Pick out all lines of the entries that include the word "this" and copy them.

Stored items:
═══

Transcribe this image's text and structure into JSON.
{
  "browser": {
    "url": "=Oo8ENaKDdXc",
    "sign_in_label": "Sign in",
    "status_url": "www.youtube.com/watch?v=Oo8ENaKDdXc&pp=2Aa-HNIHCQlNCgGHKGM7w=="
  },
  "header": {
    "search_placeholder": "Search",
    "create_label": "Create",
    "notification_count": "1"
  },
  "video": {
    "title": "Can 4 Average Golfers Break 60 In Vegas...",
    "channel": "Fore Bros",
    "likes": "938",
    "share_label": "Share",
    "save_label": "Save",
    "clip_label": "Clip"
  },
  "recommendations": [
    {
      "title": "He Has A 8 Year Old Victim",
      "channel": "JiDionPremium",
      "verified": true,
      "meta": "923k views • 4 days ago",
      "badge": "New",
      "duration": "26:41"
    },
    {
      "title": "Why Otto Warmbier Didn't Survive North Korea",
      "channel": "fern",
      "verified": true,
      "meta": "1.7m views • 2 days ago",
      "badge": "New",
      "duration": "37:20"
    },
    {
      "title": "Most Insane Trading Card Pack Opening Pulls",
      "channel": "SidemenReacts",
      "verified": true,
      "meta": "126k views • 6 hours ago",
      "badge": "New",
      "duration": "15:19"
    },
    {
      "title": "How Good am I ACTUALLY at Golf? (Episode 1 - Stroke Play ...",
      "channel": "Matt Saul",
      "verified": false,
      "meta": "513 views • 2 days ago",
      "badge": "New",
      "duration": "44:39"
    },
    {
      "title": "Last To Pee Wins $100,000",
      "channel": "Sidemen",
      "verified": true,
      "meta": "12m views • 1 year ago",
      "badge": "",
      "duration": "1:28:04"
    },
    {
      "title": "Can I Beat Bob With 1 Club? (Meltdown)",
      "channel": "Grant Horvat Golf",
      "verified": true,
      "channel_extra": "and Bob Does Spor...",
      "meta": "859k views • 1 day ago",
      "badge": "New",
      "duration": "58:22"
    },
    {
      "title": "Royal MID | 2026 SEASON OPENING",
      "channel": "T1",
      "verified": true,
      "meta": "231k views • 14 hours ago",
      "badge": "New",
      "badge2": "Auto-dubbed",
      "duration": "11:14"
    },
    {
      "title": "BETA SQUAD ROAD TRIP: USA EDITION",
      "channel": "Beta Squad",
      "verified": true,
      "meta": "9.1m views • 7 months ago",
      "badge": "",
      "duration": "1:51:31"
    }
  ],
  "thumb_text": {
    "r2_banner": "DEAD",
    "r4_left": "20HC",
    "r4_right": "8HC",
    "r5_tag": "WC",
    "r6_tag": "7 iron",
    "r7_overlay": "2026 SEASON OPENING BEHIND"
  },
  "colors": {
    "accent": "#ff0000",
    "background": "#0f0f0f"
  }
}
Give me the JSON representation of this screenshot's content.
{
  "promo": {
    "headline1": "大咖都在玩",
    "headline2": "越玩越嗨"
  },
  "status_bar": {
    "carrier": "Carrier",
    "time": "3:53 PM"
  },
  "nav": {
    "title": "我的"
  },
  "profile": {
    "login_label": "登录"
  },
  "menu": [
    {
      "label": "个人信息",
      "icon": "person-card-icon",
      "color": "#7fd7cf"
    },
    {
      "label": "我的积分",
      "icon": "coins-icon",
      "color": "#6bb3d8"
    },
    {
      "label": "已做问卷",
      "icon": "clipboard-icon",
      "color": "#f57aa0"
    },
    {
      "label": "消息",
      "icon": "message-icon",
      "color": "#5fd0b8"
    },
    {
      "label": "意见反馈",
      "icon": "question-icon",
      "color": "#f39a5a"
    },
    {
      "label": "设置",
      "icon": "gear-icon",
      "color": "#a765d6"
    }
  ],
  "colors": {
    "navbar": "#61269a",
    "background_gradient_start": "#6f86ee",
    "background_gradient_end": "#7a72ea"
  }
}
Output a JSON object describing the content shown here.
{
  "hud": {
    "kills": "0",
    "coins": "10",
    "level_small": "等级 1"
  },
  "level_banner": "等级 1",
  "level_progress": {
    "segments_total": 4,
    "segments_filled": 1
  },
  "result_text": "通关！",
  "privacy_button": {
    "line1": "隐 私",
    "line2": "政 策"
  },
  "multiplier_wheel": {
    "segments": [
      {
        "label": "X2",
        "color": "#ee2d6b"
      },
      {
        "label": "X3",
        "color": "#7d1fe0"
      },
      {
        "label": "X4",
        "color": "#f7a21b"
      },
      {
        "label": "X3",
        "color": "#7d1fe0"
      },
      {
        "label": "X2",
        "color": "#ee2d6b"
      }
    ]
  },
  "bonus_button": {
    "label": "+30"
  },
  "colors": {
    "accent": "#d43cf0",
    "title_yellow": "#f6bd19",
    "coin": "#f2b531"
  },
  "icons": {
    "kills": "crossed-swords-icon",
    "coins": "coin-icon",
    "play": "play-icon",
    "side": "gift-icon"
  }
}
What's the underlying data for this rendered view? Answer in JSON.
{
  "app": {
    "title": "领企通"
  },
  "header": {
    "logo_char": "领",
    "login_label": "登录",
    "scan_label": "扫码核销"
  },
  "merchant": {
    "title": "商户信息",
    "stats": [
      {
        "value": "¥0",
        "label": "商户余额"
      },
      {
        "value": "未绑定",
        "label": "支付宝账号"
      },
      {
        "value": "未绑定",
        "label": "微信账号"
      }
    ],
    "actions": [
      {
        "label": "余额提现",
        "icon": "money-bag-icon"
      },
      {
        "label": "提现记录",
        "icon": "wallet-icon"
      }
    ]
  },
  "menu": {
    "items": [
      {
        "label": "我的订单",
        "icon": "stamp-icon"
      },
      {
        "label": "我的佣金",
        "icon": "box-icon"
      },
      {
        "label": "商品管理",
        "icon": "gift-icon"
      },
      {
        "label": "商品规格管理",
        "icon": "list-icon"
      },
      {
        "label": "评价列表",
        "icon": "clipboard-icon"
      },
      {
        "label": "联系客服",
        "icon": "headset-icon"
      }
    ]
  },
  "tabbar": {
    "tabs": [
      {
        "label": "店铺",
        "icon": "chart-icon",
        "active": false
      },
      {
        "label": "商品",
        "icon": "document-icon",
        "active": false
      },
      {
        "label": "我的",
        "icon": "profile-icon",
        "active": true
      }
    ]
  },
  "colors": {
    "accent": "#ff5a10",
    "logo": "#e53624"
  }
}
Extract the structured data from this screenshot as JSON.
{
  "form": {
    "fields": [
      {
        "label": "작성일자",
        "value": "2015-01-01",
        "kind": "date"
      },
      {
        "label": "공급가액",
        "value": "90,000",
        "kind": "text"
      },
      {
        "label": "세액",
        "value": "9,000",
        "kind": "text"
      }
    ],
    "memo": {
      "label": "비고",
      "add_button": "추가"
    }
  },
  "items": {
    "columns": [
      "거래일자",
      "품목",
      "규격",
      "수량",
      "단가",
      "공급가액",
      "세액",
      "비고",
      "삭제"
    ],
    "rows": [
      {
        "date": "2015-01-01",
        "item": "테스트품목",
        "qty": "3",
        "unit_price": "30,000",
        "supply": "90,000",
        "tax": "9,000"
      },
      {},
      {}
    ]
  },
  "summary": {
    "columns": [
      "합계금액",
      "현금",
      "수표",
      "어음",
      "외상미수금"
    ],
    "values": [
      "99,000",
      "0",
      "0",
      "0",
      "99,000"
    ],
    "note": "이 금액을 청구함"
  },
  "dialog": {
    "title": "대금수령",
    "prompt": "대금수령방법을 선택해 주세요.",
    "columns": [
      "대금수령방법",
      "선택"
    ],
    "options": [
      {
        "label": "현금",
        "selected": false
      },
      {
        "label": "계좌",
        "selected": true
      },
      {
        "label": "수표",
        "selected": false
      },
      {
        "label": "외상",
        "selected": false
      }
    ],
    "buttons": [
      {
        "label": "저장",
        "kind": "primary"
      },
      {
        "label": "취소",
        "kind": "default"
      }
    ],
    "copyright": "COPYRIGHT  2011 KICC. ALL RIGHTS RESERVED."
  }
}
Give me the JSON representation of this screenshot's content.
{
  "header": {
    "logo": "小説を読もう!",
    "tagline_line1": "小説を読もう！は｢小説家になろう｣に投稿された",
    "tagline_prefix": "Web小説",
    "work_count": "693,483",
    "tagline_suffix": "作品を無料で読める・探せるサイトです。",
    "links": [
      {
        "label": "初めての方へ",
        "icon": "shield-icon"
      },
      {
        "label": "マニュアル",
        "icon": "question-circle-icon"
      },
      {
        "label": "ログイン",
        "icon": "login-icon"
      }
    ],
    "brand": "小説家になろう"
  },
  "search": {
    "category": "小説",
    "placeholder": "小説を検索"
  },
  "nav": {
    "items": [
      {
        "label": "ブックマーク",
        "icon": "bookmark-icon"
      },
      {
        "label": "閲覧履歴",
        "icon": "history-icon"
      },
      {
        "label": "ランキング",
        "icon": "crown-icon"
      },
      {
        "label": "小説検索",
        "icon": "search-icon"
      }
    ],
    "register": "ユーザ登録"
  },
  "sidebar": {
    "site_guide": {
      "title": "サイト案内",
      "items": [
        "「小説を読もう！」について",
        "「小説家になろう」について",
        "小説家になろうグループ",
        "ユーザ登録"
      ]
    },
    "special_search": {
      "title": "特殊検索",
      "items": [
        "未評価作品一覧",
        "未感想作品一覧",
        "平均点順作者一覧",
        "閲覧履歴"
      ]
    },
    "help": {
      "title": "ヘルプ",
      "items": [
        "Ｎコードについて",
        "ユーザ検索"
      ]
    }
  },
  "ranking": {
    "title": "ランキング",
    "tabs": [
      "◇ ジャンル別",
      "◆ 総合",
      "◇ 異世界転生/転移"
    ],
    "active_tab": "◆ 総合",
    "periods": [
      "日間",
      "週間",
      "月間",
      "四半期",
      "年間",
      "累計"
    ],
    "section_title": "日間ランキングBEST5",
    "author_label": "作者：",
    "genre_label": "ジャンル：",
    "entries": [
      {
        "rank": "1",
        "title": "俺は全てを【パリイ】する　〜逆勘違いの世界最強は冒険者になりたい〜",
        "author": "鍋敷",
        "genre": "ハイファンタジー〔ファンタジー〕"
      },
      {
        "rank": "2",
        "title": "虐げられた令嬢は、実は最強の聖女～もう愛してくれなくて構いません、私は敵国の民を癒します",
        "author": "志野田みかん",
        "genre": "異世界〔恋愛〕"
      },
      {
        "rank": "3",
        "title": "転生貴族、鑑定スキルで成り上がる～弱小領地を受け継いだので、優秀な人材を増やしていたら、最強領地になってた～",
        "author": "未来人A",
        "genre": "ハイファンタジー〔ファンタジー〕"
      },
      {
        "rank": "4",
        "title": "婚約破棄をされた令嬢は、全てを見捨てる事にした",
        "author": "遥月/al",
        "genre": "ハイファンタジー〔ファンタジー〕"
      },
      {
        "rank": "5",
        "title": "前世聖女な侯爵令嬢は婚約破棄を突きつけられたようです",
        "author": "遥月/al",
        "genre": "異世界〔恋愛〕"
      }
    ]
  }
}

═══

### FINAL RESULT
Transcribe this image's text and structure into JSON.
Give me the JSON representation of this screenshot's content.
What's the underlying data for this rendered view? Answer in JSON.
Extract the structured data from this screenshot as JSON.
Give me the JSON representation of this screenshot's content.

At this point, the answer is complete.